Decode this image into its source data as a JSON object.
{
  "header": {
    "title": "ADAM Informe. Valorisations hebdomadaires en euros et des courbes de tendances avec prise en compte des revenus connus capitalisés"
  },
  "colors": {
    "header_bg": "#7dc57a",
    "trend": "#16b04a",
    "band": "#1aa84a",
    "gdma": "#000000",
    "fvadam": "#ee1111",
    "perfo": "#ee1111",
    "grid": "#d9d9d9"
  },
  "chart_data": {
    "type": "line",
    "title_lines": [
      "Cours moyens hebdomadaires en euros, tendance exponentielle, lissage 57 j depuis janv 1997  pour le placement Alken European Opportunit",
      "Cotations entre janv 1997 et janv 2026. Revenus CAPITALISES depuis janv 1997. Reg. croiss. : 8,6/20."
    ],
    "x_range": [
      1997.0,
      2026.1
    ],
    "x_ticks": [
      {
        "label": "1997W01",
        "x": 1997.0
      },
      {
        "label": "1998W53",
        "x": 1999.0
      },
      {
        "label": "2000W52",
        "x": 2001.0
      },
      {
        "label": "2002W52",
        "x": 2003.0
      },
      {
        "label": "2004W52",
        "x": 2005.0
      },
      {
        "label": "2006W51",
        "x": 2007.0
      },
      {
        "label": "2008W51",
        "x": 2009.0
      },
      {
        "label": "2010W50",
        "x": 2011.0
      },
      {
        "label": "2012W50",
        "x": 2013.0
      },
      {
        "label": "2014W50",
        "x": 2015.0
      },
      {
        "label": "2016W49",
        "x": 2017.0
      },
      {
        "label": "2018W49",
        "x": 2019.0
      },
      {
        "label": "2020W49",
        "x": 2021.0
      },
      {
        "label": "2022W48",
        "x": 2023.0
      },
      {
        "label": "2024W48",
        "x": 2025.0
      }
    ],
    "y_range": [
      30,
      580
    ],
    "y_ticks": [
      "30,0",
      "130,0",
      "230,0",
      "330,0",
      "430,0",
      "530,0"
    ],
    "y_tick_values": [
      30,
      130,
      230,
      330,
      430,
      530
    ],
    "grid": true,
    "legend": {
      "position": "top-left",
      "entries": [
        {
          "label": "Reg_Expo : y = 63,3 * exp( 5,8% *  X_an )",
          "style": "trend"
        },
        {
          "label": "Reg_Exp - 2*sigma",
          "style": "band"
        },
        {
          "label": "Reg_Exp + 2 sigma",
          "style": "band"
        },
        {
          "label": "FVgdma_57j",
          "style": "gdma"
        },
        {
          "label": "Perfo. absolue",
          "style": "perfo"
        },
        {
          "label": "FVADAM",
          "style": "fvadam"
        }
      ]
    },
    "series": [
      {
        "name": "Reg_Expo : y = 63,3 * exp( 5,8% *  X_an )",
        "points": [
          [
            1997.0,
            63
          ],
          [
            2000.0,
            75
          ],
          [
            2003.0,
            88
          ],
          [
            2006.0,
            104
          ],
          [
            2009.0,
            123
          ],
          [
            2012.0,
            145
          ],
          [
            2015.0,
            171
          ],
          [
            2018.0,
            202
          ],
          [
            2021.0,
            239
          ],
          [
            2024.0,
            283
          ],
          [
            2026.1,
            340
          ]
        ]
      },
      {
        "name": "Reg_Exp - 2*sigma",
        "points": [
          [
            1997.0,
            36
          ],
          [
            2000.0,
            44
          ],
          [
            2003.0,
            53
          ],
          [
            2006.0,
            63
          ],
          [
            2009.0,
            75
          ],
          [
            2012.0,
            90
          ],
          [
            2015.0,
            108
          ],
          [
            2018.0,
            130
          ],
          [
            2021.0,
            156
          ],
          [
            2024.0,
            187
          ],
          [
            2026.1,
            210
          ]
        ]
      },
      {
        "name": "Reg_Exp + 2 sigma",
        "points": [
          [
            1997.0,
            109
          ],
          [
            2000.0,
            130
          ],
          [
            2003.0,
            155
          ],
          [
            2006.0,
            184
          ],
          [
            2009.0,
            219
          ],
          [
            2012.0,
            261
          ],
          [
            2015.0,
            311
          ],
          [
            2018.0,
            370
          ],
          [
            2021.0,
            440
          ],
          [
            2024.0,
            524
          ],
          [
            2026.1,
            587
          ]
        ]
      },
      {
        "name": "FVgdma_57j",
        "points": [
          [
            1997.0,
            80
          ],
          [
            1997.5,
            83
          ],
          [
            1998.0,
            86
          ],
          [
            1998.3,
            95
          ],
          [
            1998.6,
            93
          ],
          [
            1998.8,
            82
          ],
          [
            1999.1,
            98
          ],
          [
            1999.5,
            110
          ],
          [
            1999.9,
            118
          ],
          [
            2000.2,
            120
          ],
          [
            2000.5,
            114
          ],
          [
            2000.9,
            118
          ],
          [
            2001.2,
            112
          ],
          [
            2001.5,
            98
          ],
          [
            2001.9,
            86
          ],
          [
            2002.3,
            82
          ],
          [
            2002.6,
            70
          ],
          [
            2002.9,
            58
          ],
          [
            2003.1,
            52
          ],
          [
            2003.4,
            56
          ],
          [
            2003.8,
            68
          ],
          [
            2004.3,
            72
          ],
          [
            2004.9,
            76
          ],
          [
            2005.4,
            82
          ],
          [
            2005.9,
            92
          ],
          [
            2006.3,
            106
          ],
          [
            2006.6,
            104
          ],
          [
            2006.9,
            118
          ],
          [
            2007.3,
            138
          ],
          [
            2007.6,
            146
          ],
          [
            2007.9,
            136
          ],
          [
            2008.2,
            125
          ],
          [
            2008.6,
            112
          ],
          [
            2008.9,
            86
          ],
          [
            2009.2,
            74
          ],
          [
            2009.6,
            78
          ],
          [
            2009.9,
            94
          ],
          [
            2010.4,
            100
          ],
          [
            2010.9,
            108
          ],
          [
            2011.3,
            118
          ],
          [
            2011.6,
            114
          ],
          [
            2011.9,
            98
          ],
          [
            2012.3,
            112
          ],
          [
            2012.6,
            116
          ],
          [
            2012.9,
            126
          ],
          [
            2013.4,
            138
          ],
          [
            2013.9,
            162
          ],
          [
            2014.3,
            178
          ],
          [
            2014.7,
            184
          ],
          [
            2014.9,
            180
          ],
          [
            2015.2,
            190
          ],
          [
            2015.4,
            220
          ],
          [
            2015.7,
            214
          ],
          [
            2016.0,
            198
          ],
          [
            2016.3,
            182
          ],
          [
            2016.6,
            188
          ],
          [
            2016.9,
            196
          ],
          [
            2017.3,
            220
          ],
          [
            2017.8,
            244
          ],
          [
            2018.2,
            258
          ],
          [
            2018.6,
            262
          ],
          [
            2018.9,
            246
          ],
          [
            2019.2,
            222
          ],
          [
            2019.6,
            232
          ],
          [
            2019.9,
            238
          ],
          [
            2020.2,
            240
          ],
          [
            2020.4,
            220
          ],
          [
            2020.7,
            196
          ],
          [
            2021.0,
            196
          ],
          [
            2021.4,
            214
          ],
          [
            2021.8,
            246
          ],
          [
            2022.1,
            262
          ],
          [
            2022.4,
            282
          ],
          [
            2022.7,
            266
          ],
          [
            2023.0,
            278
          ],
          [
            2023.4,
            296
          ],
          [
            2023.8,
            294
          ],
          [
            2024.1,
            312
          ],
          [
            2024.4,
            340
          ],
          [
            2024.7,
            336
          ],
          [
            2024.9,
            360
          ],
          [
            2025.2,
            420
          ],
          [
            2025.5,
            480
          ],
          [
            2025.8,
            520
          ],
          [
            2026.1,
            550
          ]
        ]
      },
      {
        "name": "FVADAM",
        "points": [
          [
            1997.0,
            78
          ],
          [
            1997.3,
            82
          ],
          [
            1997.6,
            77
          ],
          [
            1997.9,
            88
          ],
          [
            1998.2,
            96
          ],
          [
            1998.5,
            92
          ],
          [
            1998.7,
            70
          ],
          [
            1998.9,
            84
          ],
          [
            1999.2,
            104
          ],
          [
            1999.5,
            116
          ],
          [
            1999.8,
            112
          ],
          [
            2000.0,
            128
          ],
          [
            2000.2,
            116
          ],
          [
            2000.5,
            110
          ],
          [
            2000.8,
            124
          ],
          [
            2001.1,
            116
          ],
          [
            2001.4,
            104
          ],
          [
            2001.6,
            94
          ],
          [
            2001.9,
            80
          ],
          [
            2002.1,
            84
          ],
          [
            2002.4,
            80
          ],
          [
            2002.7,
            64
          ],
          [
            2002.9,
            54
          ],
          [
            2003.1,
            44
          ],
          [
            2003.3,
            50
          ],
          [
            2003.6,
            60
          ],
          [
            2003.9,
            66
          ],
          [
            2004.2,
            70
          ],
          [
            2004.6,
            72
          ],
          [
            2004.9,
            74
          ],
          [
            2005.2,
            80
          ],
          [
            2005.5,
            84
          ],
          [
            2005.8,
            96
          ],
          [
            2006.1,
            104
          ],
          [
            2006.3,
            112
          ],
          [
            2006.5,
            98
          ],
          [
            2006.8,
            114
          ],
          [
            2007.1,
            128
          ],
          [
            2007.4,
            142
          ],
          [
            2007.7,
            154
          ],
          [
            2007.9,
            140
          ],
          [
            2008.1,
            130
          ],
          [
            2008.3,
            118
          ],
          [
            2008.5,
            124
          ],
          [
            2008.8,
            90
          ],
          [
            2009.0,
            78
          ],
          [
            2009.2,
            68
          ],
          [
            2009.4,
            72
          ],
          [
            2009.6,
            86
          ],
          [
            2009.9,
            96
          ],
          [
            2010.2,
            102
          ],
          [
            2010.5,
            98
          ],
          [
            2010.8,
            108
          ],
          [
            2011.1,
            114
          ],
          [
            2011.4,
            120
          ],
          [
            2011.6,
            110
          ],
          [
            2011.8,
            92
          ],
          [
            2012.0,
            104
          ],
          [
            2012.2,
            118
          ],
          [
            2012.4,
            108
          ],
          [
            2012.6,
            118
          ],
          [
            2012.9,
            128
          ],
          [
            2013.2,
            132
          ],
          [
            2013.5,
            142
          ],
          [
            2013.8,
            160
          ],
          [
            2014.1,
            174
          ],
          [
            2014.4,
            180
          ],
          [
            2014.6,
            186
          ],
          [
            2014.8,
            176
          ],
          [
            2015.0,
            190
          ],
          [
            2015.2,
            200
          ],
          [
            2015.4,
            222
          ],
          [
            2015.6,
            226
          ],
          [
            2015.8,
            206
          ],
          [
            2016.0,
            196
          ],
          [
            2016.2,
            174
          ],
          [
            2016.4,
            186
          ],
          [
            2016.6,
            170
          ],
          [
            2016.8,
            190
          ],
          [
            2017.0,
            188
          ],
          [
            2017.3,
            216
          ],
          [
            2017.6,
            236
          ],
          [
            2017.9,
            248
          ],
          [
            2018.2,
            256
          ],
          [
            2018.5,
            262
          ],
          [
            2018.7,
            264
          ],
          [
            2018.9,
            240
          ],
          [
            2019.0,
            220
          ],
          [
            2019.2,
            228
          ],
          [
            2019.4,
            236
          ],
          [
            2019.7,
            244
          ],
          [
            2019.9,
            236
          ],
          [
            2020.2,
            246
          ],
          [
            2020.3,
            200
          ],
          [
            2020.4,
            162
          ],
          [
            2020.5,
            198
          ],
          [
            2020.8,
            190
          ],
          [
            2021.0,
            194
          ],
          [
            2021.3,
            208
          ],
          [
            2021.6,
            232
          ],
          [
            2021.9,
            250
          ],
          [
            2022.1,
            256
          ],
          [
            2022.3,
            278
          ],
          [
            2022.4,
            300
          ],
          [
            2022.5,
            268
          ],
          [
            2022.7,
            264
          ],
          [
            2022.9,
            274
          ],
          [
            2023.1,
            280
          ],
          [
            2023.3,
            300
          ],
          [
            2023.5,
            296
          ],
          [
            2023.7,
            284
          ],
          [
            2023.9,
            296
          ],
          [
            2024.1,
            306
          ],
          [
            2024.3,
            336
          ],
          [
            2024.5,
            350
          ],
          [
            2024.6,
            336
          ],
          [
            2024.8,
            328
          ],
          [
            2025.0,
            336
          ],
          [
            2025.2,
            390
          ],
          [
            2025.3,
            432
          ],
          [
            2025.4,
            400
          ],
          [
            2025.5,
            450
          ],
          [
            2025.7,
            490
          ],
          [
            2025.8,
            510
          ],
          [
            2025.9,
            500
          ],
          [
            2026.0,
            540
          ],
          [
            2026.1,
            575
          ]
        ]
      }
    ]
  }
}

------

Exercise description:
Locate the word "depuis" in the data above. Copy every line carrying it.

Result:
      "Cours moyens hebdomadaires en euros, tendance exponentielle, lissage 57 j depuis janv 1997  pour le placement Alken European Opportunit",
      "Cotations entre janv 1997 et janv 2026. Revenus CAPITALISES depuis janv 1997. Reg. croiss. : 8,6/20."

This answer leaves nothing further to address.